**WORK ORDER**
Your task is to restate the listing word for word without the pictures.

· · ·

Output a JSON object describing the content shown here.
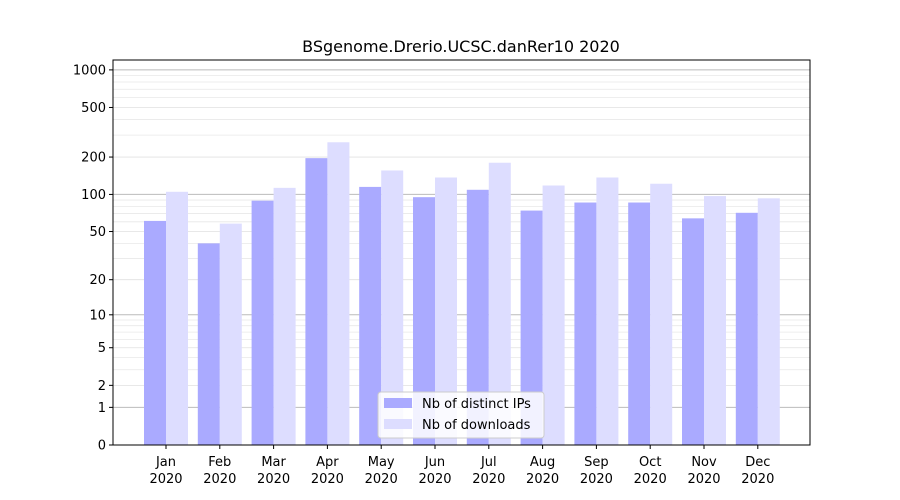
{
  "chart_data": {
    "type": "bar",
    "title": "BSgenome.Drerio.UCSC.danRer10 2020",
    "xlabel": "",
    "ylabel": "",
    "yscale": "log(1+y)",
    "ylim": [
      0,
      1200
    ],
    "yticks": [
      0,
      1,
      2,
      5,
      10,
      20,
      50,
      100,
      200,
      500,
      1000
    ],
    "categories": [
      "Jan\n2020",
      "Feb\n2020",
      "Mar\n2020",
      "Apr\n2020",
      "May\n2020",
      "Jun\n2020",
      "Jul\n2020",
      "Aug\n2020",
      "Sep\n2020",
      "Oct\n2020",
      "Nov\n2020",
      "Dec\n2020"
    ],
    "series": [
      {
        "name": "Nb of distinct IPs",
        "color": "#aaaaff",
        "values": [
          61,
          40,
          89,
          196,
          115,
          95,
          109,
          74,
          86,
          86,
          64,
          71
        ]
      },
      {
        "name": "Nb of downloads",
        "color": "#ddddff",
        "values": [
          105,
          58,
          113,
          263,
          156,
          137,
          180,
          118,
          137,
          122,
          97,
          93
        ]
      }
    ],
    "legend_position": "bottom-center",
    "grid": true
  }
}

· · ·

**RESPONSE**
Output a JSON object describing the content shown here.
{
  "chart_data": {
    "type": "bar",
    "title": "BSgenome.Drerio.UCSC.danRer10 2020",
    "xlabel": "",
    "ylabel": "",
    "yscale": "log(1+y)",
    "ylim": [
      0,
      1200
    ],
    "yticks": [
      0,
      1,
      2,
      5,
      10,
      20,
      50,
      100,
      200,
      500,
      1000
    ],
    "categories": [
      "Jan\n2020",
      "Feb\n2020",
      "Mar\n2020",
      "Apr\n2020",
      "May\n2020",
      "Jun\n2020",
      "Jul\n2020",
      "Aug\n2020",
      "Sep\n2020",
      "Oct\n2020",
      "Nov\n2020",
      "Dec\n2020"
    ],
    "series": [
      {
        "name": "Nb of distinct IPs",
        "color": "#aaaaff",
        "values": [
          61,
          40,
          89,
          196,
          115,
          95,
          109,
          74,
          86,
          86,
          64,
          71
        ]
      },
      {
        "name": "Nb of downloads",
        "color": "#ddddff",
        "values": [
          105,
          58,
          113,
          263,
          156,
          137,
          180,
          118,
          137,
          122,
          97,
          93
        ]
      }
    ],
    "legend_position": "bottom-center",
    "grid": true
  }
}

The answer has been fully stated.